* **Directions for this task**: From the entries below, copy every line where the string "Your" appears.

(Collected data entries)
'''

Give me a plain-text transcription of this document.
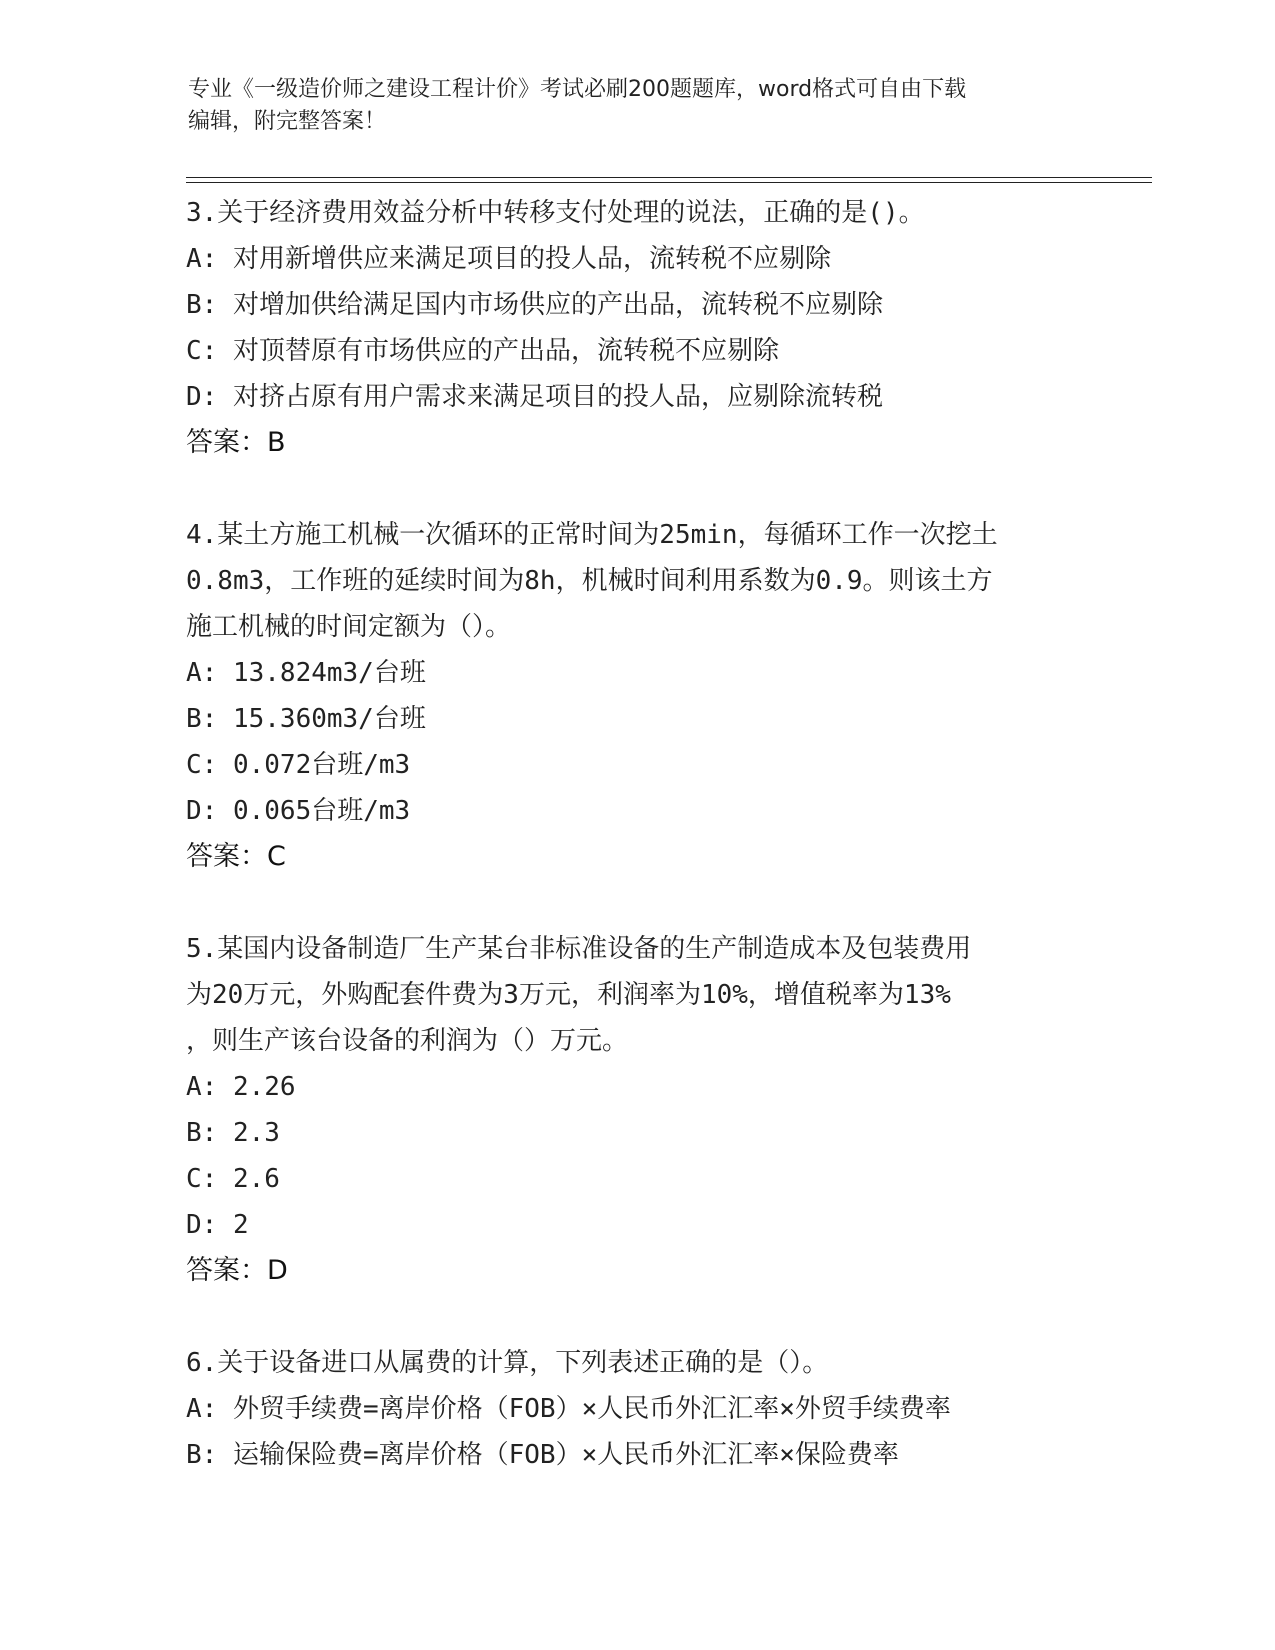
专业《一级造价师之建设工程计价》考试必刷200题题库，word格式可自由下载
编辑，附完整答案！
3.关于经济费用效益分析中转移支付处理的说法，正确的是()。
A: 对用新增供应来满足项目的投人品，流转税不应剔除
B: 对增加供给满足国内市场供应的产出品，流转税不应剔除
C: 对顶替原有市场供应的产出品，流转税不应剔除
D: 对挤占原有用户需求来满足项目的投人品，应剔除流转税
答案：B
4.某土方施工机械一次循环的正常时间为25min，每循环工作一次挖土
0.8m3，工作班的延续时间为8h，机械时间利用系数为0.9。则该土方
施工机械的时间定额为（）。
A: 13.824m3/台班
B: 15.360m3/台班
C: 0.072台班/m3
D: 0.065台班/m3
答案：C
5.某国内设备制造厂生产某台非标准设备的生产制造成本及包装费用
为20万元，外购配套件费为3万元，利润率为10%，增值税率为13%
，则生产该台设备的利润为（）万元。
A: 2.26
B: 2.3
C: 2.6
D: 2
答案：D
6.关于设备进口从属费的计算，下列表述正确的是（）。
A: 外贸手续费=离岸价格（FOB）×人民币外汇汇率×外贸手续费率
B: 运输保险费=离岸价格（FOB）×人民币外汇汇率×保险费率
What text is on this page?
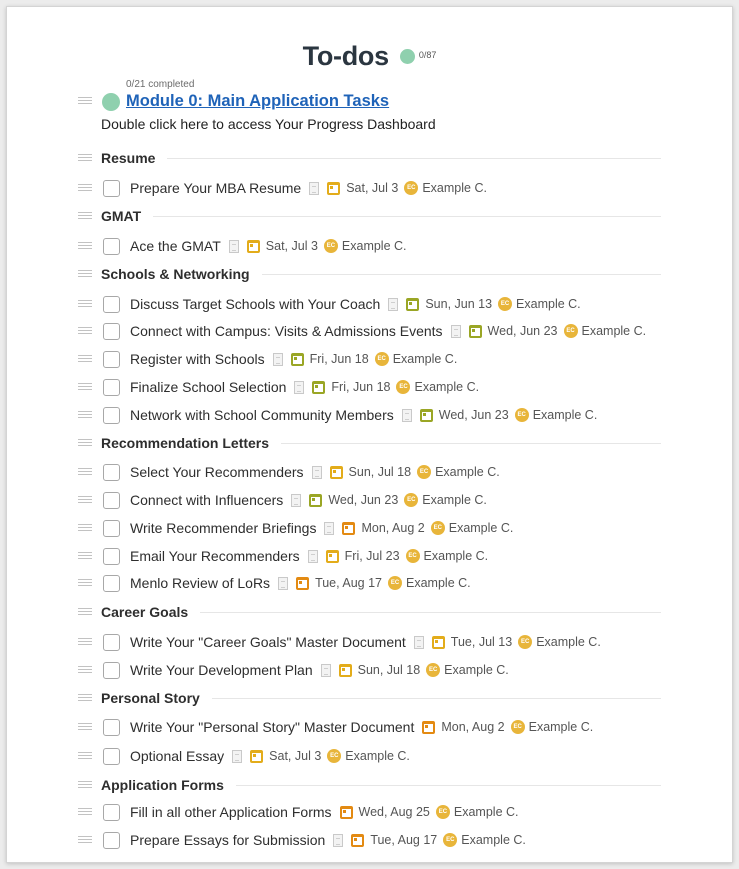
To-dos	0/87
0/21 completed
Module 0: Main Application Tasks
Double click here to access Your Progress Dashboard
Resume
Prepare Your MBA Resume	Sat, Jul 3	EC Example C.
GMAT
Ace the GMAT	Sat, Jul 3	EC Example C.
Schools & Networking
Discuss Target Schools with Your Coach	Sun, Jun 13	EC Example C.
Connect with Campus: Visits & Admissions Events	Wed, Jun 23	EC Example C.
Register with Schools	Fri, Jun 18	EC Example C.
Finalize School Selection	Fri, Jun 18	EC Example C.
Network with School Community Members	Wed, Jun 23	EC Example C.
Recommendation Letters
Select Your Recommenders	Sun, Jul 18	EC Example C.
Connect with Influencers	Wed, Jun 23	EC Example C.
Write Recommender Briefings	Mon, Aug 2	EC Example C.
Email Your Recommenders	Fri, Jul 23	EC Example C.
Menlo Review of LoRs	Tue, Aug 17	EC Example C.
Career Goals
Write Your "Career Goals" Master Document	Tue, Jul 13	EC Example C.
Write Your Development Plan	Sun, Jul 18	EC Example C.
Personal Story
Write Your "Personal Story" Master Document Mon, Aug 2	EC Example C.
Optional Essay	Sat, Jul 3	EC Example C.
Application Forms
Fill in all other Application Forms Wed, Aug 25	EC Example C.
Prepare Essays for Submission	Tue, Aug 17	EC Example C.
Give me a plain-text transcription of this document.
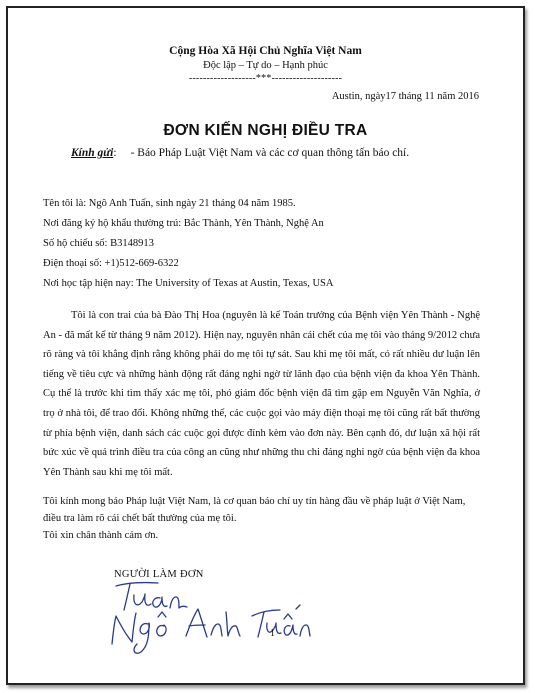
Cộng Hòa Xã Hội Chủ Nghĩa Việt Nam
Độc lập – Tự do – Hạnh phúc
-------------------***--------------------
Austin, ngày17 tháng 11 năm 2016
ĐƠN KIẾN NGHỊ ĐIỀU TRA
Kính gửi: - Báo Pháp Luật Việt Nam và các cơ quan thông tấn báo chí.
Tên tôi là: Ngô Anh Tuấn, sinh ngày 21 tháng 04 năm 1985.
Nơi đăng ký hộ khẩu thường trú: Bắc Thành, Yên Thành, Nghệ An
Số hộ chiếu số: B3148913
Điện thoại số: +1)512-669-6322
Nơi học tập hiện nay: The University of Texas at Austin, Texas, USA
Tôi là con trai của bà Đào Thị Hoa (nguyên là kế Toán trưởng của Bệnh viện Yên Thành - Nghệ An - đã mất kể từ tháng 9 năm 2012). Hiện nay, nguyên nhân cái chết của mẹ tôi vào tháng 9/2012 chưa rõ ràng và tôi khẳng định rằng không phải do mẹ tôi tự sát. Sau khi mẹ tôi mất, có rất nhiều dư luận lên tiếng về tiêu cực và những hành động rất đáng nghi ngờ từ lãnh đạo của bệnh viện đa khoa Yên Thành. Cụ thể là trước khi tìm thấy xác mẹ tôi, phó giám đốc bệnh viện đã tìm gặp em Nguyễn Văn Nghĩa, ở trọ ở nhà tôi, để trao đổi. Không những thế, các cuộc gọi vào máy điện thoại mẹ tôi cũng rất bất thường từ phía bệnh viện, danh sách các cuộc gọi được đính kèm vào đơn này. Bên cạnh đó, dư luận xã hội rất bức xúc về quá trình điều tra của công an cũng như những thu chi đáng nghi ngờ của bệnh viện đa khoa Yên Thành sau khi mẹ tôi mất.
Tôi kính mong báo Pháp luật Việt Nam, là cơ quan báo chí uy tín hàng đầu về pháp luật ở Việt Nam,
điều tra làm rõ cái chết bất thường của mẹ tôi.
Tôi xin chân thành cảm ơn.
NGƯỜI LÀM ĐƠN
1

'''

* **Solution**:
Double click here to access Your Progress Dashboard
Prepare Your MBA Resume	Sat, Jul 3	EC Example C.
Discuss Target Schools with Your Coach	Sun, Jun 13	EC Example C.
Select Your Recommenders	Sun, Jul 18	EC Example C.
Email Your Recommenders	Fri, Jul 23	EC Example C.
Write Your "Career Goals" Master Document	Tue, Jul 13	EC Example C.
Write Your Development Plan	Sun, Jul 18	EC Example C.
Write Your "Personal Story" Master Document Mon, Aug 2	EC Example C.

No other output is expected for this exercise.